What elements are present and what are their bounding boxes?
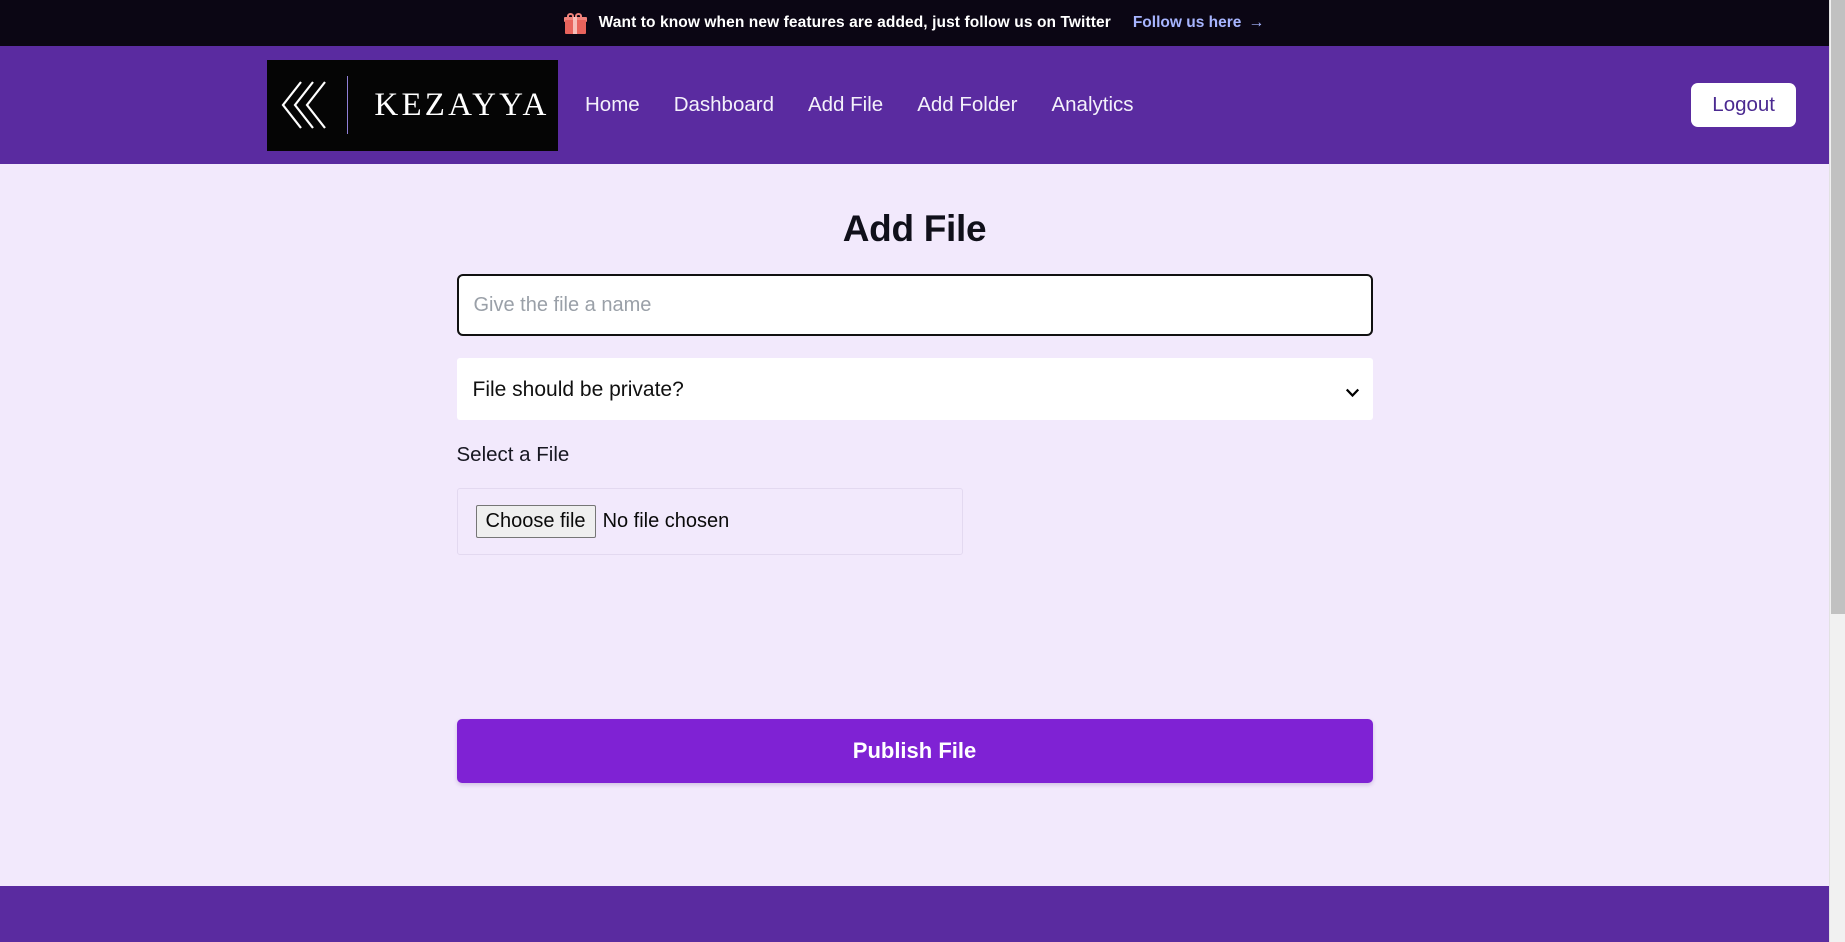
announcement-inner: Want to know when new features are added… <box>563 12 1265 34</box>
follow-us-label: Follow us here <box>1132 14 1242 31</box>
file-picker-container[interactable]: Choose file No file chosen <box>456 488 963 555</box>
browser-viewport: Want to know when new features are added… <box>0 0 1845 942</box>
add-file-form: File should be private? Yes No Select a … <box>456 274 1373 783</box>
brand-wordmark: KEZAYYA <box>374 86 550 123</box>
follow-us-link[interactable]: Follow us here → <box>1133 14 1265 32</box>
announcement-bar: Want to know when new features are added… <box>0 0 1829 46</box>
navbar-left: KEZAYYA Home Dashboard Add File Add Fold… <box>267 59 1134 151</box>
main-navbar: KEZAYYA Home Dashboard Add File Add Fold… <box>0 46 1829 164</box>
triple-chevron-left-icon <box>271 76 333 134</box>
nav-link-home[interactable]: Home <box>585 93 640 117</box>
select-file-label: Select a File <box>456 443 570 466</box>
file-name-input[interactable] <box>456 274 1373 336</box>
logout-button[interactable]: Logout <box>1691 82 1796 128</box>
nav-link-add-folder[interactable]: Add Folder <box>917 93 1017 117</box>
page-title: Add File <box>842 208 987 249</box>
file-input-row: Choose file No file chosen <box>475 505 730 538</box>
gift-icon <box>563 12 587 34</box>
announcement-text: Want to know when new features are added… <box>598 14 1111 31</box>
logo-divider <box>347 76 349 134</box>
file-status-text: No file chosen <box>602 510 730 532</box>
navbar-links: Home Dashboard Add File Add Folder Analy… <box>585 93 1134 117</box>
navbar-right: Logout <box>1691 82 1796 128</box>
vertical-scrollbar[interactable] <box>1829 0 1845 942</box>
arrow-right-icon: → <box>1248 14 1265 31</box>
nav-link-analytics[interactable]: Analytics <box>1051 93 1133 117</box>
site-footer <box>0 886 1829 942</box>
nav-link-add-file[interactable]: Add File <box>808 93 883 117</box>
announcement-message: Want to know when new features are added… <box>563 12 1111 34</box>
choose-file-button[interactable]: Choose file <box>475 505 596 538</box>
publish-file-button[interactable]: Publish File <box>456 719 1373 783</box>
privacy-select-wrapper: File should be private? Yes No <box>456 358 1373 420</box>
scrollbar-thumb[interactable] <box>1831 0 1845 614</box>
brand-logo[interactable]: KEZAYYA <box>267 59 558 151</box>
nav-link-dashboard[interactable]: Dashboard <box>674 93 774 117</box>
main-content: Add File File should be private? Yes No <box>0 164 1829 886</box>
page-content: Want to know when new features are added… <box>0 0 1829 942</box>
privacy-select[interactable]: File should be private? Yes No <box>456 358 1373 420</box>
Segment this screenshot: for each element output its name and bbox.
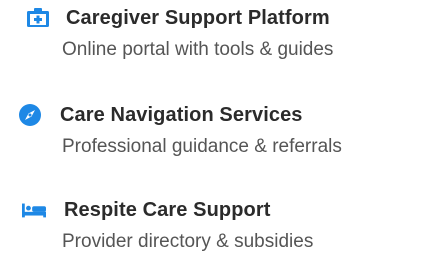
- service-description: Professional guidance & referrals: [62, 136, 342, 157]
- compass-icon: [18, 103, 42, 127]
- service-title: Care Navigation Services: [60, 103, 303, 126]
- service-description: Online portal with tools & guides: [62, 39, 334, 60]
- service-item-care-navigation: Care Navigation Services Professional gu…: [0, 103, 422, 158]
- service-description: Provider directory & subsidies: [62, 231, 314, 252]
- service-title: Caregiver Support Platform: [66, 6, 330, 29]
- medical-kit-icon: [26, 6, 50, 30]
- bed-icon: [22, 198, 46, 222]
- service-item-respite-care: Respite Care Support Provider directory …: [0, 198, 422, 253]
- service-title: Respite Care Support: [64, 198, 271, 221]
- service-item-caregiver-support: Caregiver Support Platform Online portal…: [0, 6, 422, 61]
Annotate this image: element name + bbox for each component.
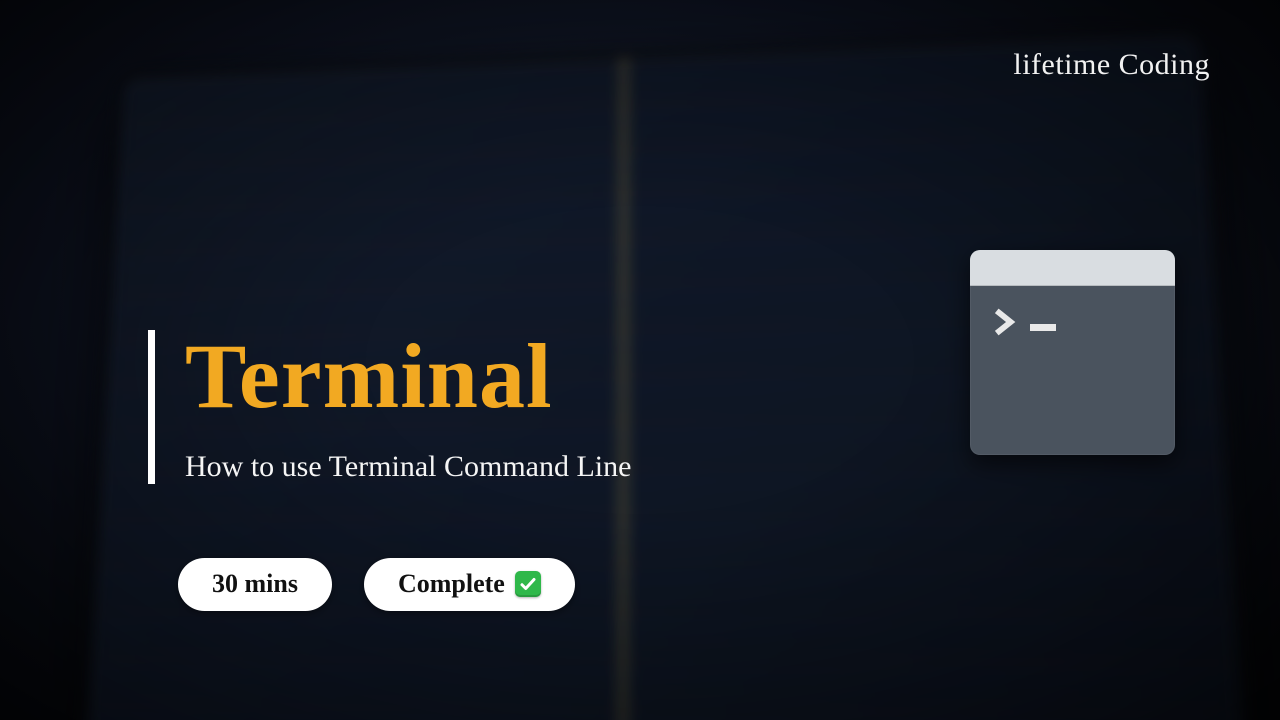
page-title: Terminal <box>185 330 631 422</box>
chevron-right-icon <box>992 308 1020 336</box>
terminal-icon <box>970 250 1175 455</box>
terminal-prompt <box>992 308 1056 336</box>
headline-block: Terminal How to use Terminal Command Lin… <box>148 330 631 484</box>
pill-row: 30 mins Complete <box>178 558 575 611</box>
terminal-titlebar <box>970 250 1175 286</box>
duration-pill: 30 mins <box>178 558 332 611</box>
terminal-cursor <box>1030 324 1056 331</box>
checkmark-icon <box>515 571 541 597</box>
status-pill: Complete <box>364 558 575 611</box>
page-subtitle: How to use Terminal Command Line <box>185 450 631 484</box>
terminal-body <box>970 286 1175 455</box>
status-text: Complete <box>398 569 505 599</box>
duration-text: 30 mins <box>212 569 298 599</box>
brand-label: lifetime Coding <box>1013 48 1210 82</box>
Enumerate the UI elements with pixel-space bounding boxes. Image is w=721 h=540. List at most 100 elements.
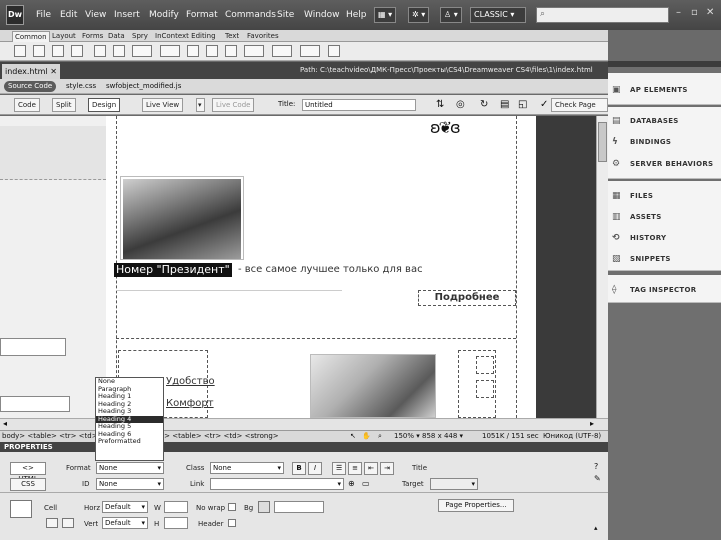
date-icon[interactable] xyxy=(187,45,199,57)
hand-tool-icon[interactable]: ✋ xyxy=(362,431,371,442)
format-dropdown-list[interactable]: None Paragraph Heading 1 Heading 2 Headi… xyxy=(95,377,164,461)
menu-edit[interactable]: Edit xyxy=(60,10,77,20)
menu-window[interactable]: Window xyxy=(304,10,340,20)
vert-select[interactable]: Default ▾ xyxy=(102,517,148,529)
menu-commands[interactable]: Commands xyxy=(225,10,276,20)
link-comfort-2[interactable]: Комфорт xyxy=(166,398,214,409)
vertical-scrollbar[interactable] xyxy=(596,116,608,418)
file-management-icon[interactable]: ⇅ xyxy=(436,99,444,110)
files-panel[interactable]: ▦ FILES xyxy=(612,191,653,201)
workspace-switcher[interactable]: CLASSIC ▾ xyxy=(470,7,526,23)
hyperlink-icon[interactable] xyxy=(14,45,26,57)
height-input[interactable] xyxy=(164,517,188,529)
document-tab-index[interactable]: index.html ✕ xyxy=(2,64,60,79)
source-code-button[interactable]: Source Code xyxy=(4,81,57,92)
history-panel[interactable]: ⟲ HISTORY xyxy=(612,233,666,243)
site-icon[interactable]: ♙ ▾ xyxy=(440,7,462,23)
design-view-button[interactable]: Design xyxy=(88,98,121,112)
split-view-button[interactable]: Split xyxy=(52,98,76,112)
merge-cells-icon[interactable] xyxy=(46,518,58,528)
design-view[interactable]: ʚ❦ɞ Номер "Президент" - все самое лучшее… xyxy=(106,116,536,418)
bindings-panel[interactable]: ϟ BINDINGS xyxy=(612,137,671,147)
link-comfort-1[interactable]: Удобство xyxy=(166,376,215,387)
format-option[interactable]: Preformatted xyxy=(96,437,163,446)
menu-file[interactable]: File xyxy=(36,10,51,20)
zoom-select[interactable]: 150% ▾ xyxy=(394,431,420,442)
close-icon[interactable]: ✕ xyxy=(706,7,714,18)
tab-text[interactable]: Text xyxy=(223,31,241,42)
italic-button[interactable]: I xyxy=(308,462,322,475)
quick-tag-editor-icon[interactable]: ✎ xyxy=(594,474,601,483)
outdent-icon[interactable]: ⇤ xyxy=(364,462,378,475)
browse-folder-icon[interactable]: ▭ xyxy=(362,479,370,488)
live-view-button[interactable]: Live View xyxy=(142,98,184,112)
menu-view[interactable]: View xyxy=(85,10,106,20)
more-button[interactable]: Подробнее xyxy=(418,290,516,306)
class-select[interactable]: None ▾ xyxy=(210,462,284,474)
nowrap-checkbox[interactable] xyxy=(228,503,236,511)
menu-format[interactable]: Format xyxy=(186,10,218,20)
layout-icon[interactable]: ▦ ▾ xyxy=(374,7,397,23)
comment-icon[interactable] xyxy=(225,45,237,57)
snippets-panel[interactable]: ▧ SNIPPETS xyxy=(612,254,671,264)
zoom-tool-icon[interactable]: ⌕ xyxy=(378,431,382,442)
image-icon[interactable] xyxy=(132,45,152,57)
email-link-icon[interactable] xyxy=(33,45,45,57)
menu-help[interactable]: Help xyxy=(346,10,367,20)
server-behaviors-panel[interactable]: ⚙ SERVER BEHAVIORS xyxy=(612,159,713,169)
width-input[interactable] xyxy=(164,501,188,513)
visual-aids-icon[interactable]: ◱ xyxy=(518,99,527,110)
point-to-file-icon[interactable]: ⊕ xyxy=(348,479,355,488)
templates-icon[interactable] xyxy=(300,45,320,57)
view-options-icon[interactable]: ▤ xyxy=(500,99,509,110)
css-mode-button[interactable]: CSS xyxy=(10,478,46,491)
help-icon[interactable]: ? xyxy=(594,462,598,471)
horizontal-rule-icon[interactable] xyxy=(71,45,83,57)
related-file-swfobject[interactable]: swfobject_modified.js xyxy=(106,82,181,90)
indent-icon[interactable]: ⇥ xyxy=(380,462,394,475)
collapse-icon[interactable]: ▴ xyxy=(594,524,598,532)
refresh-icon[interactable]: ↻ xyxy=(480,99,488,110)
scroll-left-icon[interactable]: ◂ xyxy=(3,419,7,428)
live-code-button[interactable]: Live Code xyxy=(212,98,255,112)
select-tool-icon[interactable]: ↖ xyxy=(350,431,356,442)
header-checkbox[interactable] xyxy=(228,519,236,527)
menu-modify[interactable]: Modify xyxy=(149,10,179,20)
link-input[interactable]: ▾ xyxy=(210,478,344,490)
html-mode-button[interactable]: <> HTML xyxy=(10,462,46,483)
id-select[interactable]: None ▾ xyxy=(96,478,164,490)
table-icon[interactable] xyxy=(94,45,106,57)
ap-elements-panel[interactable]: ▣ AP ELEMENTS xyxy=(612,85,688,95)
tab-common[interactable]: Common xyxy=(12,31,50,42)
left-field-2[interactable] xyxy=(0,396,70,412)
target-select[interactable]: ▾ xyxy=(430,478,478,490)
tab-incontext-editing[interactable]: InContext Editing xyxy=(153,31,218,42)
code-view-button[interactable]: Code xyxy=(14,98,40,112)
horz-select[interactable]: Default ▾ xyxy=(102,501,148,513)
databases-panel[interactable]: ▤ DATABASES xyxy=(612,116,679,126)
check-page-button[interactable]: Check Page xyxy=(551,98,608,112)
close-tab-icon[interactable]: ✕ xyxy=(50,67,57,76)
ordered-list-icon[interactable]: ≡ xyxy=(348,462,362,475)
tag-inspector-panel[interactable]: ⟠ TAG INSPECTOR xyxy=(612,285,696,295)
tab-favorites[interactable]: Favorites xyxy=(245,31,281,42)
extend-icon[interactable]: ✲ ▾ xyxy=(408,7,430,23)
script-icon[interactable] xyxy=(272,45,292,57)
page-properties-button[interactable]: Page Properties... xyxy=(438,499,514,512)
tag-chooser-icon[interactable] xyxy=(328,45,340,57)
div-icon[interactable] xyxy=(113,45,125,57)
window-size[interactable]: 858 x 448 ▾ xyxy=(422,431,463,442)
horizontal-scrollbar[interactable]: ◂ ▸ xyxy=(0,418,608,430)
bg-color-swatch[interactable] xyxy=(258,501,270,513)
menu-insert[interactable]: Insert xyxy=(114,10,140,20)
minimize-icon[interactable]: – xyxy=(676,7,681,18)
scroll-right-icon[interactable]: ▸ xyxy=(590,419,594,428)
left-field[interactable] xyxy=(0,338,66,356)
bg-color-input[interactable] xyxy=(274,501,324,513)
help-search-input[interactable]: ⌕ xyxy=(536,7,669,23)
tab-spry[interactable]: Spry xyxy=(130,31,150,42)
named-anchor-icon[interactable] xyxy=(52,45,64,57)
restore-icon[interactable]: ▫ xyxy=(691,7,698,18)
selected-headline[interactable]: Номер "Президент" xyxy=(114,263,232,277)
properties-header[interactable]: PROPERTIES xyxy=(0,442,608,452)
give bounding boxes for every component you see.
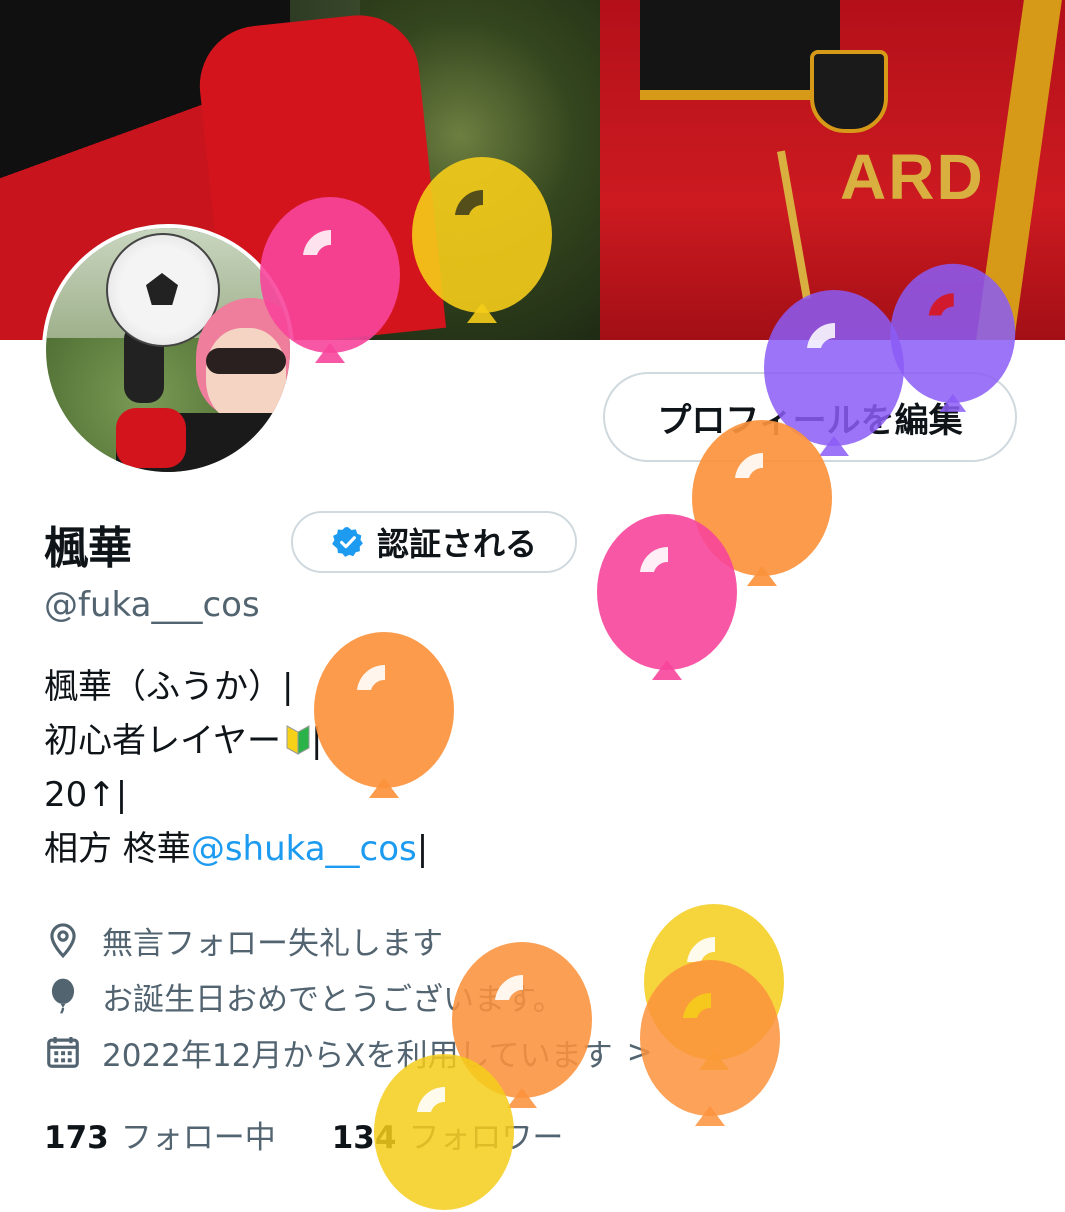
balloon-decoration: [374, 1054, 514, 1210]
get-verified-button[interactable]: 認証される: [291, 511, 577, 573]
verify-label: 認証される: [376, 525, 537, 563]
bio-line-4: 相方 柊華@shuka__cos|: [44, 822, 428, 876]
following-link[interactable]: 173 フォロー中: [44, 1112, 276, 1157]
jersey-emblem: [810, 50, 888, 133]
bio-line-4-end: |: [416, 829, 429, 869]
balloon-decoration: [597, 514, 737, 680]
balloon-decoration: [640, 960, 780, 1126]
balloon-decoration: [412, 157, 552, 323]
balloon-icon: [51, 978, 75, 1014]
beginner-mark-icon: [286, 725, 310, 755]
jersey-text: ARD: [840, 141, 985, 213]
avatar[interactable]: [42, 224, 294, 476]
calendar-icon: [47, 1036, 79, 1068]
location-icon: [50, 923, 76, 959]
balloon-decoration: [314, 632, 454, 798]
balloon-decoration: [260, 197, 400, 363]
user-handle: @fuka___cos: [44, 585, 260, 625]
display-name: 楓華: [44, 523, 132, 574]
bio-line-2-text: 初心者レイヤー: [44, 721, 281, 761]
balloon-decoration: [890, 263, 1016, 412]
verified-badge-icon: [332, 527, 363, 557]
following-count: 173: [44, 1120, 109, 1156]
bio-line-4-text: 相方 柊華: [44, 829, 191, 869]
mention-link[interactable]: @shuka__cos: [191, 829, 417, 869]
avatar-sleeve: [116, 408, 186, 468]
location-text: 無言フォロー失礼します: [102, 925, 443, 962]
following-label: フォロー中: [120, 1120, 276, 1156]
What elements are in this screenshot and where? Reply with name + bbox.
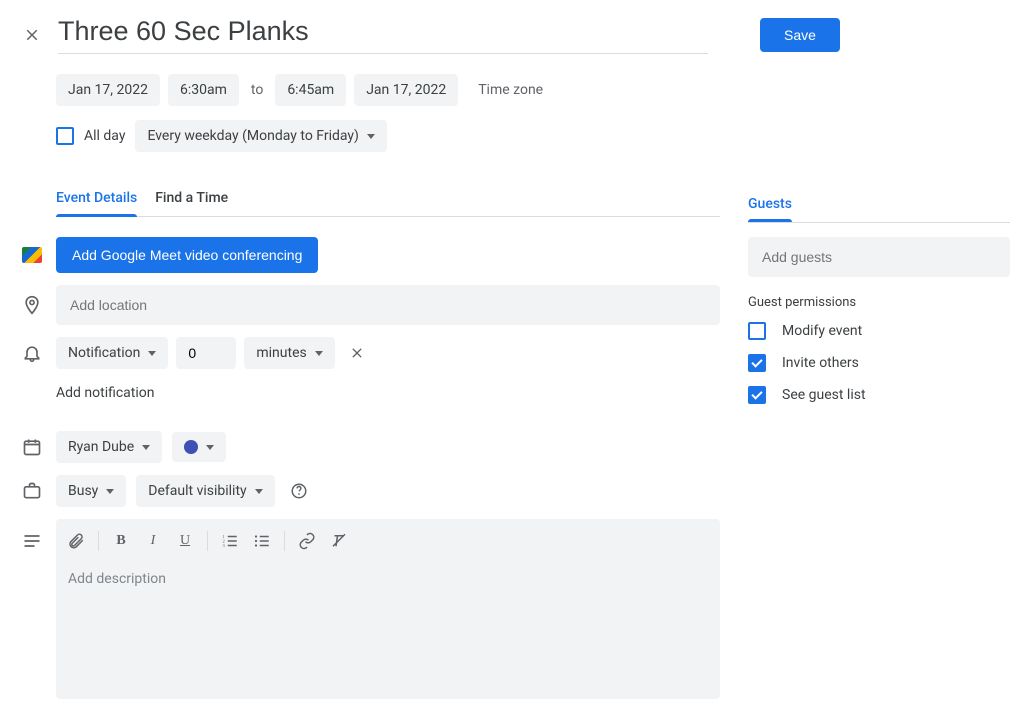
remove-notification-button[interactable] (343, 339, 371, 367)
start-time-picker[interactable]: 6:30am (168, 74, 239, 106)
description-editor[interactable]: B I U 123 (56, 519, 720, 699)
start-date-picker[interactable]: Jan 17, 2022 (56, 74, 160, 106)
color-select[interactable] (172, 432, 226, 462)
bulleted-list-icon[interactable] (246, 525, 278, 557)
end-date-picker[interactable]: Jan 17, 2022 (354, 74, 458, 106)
━━━━━━━━━━━━━━━━━━━━
**TASK OBJECTIVE**
In the material above, copy word for word every line from the one with "page-title: Terminal <box>185" through the one with "terminal-titlebar <box>970 250 1175 286</box>", including both of those lines.

**THE RESULT**
page-title: Terminal <box>185 330 631 422</box>
chevron-right-icon <box>992 308 1020 336</box>
terminal-icon <box>970 250 1175 455</box>
terminal-prompt <box>992 308 1056 336</box>
headline-block: Terminal How to use Terminal Command Lin… <box>148 330 631 484</box>
pill-row: 30 mins Complete <box>178 558 575 611</box>
terminal-titlebar <box>970 250 1175 286</box>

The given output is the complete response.